Provided data:
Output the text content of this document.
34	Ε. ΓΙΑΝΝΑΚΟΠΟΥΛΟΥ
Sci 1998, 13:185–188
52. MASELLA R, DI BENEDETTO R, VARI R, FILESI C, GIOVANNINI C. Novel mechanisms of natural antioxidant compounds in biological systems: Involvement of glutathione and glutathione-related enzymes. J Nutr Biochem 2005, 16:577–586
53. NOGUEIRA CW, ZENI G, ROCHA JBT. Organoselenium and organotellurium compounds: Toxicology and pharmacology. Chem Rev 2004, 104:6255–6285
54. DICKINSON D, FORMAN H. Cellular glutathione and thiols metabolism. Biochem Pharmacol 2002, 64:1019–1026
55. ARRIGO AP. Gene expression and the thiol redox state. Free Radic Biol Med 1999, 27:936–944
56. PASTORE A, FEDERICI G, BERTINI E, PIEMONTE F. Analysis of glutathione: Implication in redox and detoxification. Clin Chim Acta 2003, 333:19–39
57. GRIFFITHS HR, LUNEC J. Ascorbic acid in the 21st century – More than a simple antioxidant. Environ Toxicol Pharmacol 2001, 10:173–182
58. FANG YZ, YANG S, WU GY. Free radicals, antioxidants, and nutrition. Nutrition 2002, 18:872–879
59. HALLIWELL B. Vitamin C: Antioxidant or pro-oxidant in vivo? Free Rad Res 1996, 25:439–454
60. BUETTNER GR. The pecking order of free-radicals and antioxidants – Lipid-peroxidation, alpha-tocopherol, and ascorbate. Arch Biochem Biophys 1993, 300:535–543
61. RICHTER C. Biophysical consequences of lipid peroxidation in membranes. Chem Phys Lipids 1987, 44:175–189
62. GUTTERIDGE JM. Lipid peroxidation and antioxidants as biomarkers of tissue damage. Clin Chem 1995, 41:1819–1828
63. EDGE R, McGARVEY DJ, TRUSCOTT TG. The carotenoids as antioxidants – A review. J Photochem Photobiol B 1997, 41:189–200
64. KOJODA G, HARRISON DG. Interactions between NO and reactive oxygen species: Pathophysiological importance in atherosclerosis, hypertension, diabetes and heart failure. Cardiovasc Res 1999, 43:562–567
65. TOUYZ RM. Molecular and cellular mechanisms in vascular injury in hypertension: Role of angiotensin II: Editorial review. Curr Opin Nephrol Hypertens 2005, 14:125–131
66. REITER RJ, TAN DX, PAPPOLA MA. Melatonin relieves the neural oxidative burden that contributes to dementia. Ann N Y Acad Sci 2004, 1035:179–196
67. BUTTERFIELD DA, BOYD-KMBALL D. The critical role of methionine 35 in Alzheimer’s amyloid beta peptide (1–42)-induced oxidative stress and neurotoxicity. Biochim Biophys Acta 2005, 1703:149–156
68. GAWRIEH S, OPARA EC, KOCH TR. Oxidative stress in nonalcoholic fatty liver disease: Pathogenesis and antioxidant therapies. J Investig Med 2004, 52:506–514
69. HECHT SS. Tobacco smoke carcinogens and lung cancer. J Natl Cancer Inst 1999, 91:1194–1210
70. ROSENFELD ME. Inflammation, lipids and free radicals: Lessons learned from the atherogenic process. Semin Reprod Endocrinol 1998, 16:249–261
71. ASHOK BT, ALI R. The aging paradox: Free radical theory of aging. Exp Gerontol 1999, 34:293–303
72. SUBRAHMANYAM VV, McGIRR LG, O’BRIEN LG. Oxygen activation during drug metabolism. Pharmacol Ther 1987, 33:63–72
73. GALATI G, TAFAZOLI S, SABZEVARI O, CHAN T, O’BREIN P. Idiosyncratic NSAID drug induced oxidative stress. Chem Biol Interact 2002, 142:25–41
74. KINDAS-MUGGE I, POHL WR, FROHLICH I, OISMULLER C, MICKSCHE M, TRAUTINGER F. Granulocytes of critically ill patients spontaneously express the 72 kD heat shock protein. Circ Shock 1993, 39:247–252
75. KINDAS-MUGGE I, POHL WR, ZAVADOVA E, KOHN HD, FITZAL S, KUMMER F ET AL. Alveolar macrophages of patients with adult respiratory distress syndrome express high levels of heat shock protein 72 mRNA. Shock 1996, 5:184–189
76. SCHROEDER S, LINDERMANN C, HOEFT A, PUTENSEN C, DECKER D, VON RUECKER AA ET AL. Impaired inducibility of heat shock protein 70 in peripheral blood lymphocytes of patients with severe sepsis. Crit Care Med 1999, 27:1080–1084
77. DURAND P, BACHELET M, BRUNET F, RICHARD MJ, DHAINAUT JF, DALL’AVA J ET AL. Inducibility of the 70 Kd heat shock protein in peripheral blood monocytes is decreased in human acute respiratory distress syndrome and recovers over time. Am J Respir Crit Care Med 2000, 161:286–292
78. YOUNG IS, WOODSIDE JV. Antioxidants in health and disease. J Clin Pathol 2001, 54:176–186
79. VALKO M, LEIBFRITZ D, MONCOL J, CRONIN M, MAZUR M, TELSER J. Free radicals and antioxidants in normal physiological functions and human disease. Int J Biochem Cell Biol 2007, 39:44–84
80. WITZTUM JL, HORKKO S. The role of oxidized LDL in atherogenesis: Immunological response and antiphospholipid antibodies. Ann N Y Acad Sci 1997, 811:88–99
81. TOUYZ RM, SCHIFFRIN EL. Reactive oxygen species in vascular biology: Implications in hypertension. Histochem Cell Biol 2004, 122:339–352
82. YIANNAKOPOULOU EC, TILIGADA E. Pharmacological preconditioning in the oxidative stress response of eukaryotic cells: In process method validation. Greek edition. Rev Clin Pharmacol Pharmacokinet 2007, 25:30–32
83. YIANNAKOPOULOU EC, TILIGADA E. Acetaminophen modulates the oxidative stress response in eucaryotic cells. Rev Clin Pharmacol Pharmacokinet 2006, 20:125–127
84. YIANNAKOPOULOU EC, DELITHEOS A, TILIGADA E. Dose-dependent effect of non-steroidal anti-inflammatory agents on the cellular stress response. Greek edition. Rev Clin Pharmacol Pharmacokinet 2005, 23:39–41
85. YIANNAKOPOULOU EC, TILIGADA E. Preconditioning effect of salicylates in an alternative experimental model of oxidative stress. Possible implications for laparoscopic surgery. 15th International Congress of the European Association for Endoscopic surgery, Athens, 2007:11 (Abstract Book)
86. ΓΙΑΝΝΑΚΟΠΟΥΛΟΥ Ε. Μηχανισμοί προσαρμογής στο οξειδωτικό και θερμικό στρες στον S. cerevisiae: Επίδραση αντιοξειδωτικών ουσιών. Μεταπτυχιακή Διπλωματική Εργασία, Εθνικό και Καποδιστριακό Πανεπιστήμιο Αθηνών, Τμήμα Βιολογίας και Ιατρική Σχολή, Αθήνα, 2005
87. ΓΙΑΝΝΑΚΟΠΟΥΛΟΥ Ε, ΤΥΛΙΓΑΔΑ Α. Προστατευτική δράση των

Problem description: Using the listing above, report each line that mentions the word "induced".

Response area:
67. BUTTERFIELD DA, BOYD-KMBALL D. The critical role of methionine 35 in Alzheimer’s amyloid beta peptide (1–42)-induced oxidative stress and neurotoxicity. Biochim Biophys Acta 2005, 1703:149–156
73. GALATI G, TAFAZOLI S, SABZEVARI O, CHAN T, O’BREIN P. Idiosyncratic NSAID drug induced oxidative stress. Chem Biol Interact 2002, 142:25–41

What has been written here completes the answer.